● **EXERCISE REQUIREMENTS**
Copy each line that has the string "data" somewhere in it.

# Start of INPUT ROWS

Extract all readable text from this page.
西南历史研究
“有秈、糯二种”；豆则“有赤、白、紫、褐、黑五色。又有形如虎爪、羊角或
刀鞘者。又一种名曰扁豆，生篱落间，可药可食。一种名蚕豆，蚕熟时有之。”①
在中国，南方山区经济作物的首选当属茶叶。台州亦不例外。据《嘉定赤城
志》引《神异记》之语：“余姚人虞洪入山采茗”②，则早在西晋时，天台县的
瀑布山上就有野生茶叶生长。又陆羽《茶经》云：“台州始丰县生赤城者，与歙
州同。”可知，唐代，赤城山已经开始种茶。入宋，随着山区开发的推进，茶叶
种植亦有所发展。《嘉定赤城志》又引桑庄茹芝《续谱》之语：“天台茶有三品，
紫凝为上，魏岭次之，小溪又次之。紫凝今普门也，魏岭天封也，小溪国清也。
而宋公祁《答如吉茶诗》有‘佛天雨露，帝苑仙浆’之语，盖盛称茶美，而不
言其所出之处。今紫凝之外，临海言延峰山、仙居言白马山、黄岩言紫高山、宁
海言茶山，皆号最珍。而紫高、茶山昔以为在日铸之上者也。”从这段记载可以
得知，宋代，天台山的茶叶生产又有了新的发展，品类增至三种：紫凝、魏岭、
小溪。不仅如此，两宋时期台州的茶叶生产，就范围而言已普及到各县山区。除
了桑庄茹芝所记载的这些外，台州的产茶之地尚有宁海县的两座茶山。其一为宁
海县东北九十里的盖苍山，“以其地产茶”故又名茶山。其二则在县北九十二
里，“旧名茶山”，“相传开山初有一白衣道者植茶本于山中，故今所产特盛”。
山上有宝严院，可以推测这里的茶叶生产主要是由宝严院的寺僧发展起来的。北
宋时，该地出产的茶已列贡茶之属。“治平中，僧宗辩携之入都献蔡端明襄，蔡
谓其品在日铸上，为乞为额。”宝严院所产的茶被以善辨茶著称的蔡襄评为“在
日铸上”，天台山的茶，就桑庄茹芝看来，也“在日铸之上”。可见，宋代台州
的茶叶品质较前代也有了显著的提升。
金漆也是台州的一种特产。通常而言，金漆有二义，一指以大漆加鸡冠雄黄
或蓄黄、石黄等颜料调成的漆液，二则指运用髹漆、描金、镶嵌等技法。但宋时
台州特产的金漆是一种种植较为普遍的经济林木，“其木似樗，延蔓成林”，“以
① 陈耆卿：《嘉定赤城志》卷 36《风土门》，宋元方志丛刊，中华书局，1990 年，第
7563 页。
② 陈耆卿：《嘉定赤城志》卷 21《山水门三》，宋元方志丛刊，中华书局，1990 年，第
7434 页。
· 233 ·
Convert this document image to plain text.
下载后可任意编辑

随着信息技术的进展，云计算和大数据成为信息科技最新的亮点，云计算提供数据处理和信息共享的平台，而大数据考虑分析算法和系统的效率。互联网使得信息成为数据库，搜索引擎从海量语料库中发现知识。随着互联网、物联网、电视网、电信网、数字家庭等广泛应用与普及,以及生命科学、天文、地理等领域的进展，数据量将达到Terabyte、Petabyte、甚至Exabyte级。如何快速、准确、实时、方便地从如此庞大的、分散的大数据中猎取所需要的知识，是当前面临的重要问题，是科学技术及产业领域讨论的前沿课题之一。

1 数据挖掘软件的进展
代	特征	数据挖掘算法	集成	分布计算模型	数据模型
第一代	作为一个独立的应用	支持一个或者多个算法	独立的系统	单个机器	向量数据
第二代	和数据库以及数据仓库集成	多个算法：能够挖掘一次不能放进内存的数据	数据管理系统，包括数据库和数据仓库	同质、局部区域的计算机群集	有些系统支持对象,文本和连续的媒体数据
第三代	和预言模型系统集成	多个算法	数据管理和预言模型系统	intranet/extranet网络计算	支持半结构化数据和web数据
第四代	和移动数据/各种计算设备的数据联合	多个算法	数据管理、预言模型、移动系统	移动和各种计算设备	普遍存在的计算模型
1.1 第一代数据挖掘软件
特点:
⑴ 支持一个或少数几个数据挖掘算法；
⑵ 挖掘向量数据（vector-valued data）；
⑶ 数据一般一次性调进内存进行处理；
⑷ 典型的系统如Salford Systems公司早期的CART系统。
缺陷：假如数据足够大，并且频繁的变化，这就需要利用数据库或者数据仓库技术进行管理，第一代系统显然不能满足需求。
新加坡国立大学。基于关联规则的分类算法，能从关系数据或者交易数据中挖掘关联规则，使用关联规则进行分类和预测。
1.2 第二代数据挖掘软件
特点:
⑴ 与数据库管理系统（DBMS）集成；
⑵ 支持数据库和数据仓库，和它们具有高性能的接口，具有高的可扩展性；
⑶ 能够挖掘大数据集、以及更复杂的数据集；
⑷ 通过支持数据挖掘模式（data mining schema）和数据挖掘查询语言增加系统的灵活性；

# End of INPUT ROWS
# Start of INPUT ROWS

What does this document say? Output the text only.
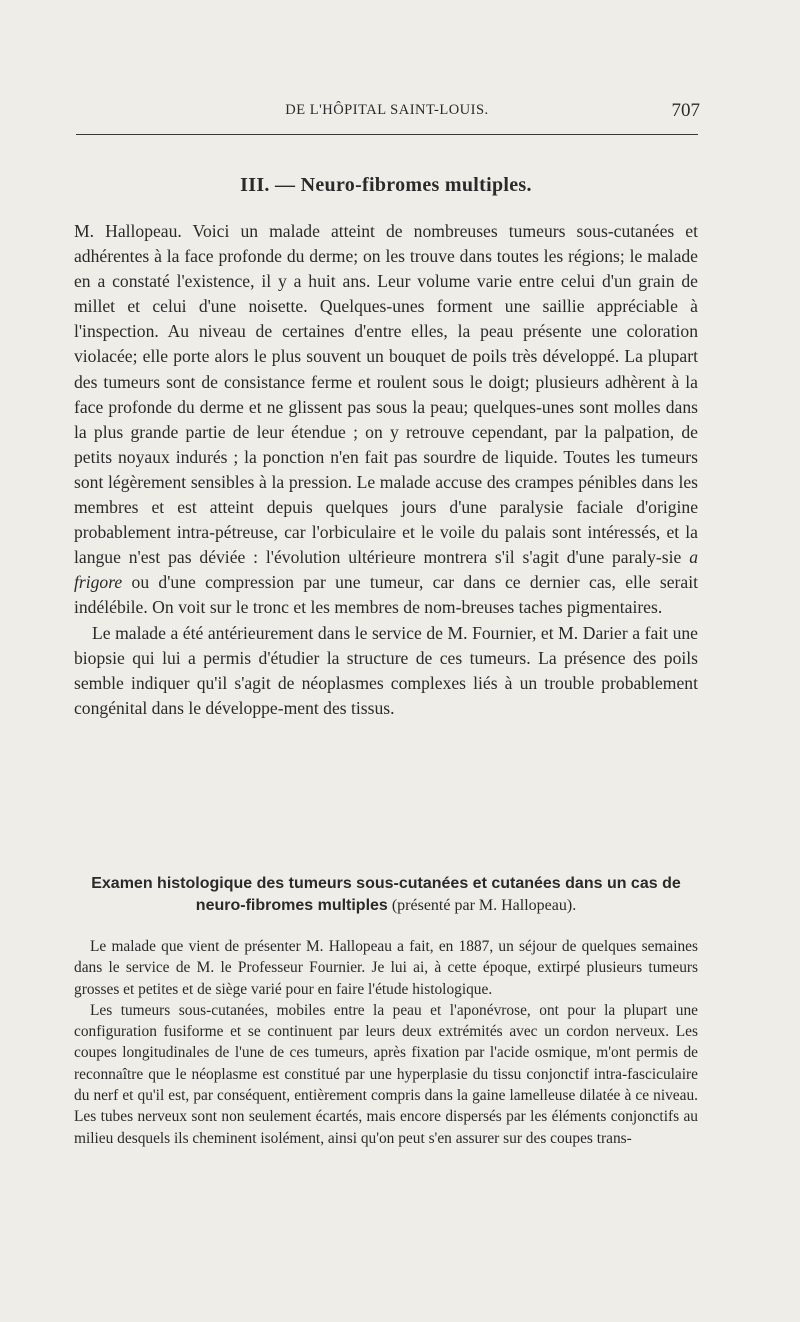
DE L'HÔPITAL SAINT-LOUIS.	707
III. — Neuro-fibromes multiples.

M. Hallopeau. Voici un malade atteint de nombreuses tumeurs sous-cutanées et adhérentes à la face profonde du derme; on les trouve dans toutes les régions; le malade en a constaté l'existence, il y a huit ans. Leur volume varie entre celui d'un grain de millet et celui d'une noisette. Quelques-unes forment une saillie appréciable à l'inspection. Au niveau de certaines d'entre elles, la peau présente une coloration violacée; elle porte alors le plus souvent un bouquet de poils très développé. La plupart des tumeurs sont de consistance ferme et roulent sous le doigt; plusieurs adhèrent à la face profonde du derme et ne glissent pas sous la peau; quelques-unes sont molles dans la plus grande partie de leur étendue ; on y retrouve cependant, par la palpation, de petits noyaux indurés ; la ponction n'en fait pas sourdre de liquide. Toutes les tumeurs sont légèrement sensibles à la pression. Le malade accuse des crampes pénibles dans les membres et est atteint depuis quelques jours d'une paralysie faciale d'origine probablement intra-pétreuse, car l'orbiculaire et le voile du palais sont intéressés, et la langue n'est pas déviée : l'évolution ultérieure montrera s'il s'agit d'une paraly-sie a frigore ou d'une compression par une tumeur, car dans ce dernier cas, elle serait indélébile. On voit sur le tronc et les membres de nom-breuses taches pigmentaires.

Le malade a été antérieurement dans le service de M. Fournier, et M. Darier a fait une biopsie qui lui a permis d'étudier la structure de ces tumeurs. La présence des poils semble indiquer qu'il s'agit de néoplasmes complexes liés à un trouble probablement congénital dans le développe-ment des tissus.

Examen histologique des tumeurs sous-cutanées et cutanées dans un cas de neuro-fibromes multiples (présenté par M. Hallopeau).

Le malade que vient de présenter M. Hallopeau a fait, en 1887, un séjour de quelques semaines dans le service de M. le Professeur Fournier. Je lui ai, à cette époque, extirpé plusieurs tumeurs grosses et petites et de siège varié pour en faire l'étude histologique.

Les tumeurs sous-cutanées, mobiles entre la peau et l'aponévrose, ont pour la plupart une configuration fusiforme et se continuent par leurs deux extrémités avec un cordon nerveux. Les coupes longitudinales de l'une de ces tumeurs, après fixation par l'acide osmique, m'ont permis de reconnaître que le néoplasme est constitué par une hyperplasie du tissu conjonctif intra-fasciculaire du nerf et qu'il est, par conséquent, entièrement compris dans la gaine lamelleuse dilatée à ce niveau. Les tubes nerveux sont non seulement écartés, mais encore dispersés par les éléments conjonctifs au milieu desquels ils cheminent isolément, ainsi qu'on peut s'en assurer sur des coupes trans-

# End of INPUT ROWS

● **RESPONSE TO THE EXERCISE**
⑵ 挖掘向量数据（vector-valued data）；
⑷ 通过支持数据挖掘模式（data mining schema）和数据挖掘查询语言增加系统的灵活性；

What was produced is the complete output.